## [EXCERPT PROVIDED]
US stocks rose on Friday as investors weighed President Trump's fresh round of punishing tariffs and breathed a relative sigh of relief over an inflation report that came in line with expectations.
The Dow Jones Industrial Average (^DJI) rose roughly 0.6%, leading gains, while the S&P 500 (^GSPC) gained 0.5%. The tech-heavy Nasdaq Composite (^IXIC) ticked 0.2% higher. The gains come after three straight days of losses for the major US gauges.
August's reading of the Personal Consumption Expenditures (PCE) index, which contains the Fed-favored “core” PCE measure of inflation, rose as expected. The “core” PCE price index rose 2.9% year-over-year and 0.2% month-over-month in August, both coming in alongside what economists were expecting even as inflation remained sticky and well above the Fed's 2% target.
Meanwhile, investors are studying Trump's new threat to put a 100% levy on imports of branded drugs. The rate will apply to any pharmaceutical company that isn't already building a manufacturing plant in the US, the president said in a social media post late Thursday, but offered no further details. Shares of drugmakers in Europe and Asia faltered after the move.

## [WHAT THE EXERCISE ASKS]
Reproduce the stock market report above word for word.

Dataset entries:
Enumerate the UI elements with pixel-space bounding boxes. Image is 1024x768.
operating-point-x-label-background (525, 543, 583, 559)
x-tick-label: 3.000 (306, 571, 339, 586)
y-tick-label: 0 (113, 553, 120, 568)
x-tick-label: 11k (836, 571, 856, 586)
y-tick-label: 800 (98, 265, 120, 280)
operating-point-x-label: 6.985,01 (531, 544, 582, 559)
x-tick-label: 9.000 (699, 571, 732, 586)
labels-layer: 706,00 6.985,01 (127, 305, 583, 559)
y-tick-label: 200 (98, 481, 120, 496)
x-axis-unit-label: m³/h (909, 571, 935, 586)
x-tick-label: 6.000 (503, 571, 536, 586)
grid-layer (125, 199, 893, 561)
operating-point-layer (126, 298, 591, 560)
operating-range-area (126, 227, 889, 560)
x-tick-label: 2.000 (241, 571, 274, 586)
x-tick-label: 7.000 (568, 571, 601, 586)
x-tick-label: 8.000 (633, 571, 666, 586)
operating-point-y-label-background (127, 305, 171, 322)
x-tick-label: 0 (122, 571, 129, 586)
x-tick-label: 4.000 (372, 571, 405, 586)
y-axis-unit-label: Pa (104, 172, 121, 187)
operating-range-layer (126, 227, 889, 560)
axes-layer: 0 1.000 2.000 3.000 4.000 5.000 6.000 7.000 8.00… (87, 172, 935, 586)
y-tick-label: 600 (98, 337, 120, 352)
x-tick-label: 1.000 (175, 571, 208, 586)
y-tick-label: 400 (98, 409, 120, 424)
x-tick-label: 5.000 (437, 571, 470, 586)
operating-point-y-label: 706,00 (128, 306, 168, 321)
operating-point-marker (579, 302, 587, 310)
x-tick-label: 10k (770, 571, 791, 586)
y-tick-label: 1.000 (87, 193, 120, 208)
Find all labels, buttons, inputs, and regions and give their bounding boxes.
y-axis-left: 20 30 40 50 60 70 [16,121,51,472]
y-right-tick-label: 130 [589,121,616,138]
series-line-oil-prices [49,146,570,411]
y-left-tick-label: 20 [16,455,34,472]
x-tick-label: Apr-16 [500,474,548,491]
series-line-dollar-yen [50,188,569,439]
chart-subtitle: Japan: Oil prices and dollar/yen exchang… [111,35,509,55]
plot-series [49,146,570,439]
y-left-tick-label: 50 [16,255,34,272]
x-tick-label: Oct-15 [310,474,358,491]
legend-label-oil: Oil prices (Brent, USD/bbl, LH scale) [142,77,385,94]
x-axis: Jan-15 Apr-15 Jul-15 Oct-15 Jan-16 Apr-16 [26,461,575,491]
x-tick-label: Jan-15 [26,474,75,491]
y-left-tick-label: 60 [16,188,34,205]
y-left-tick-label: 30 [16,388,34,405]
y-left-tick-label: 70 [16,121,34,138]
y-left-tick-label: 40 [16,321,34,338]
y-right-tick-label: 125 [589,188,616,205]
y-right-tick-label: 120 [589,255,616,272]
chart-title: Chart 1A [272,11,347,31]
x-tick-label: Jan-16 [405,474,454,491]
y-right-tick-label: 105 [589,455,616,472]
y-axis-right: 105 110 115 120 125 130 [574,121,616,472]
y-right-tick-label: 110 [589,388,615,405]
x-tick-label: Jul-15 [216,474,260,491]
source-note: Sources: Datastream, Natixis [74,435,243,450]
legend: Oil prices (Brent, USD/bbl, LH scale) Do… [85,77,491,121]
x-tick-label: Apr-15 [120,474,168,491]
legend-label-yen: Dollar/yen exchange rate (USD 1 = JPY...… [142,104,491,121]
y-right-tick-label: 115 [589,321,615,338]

## [REPLY TO THE EXERCISE]
US stocks rose on Friday as investors weighed President Trump's fresh round of punishing tariffs and breathed a relative sigh of relief over an inflation report that came in line with expectations.
The Dow Jones Industrial Average (^DJI) rose roughly 0.6%, leading gains, while the S&P 500 (^GSPC) gained 0.5%. The tech-heavy Nasdaq Composite (^IXIC) ticked 0.2% higher. The gains come after three straight days of losses for the major US gauges.
August's reading of the Personal Consumption Expenditures (PCE) index, which contains the Fed-favored “core” PCE measure of inflation, rose as expected. The “core” PCE price index rose 2.9% year-over-year and 0.2% month-over-month in August, both coming in alongside what economists were expecting even as inflation remained sticky and well above the Fed's 2% target.
Meanwhile, investors are studying Trump's new threat to put a 100% levy on imports of branded drugs. The rate will apply to any pharmaceutical company that isn't already building a manufacturing plant in the US, the president said in a social media post late Thursday, but offered no further details. Shares of drugmakers in Europe and Asia faltered after the move.